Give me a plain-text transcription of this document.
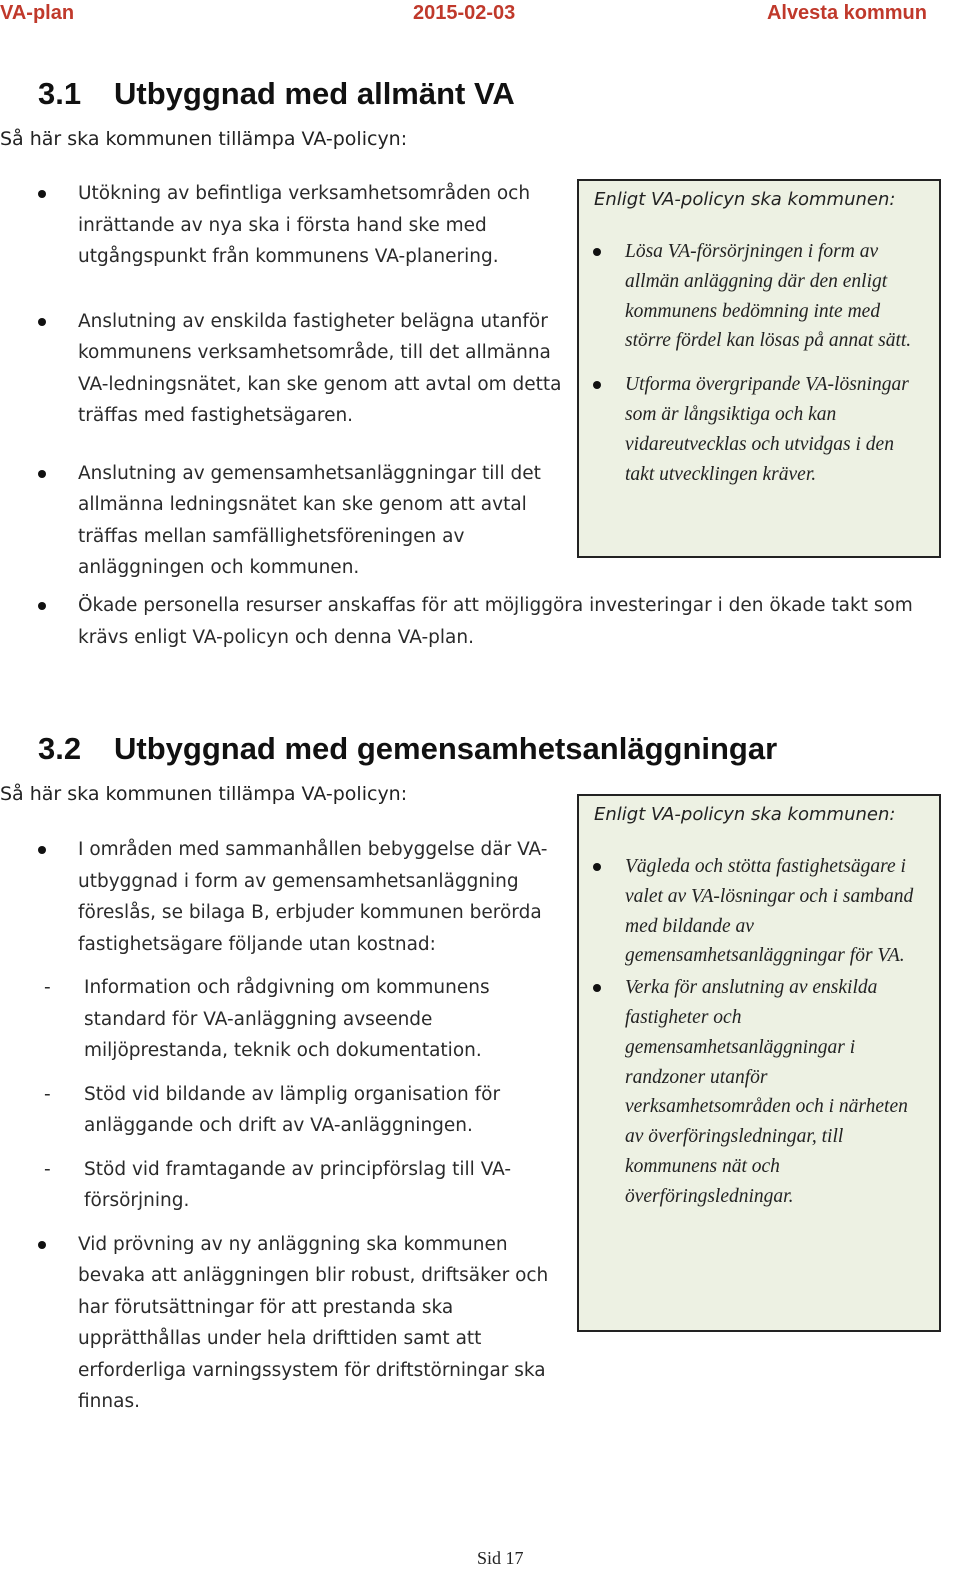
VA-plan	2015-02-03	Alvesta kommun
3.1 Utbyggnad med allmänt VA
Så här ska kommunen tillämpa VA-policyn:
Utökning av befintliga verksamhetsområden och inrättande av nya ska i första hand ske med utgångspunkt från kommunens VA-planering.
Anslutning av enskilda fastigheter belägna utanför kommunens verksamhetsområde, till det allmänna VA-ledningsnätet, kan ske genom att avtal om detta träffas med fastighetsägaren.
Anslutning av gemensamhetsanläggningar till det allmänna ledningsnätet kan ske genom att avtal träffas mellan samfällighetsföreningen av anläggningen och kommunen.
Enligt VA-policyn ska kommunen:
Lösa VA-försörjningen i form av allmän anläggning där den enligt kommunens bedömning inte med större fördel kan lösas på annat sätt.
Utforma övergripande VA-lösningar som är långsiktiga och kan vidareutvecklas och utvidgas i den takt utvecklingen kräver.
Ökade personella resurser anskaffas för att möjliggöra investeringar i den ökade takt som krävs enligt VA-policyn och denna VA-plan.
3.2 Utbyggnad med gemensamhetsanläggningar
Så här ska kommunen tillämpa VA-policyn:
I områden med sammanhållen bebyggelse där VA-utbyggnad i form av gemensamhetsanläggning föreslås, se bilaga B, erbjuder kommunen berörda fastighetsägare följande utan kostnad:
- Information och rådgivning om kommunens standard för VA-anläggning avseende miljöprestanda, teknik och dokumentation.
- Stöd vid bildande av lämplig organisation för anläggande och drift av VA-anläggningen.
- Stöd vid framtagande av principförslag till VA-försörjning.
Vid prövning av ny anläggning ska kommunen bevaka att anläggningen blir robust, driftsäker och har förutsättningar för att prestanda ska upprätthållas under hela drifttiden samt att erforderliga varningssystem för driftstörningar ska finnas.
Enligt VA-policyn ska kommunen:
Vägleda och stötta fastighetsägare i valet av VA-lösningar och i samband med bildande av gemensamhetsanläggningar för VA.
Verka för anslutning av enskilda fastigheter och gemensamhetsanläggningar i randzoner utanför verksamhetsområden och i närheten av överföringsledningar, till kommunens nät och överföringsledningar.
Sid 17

● **PROBLEM REQUIREMENTS**: Across all the entries above, how many lines have the word "verksamhetsområden" in them? Only the number, please.

● **ANSWER TO THIS EXERCISE**: 2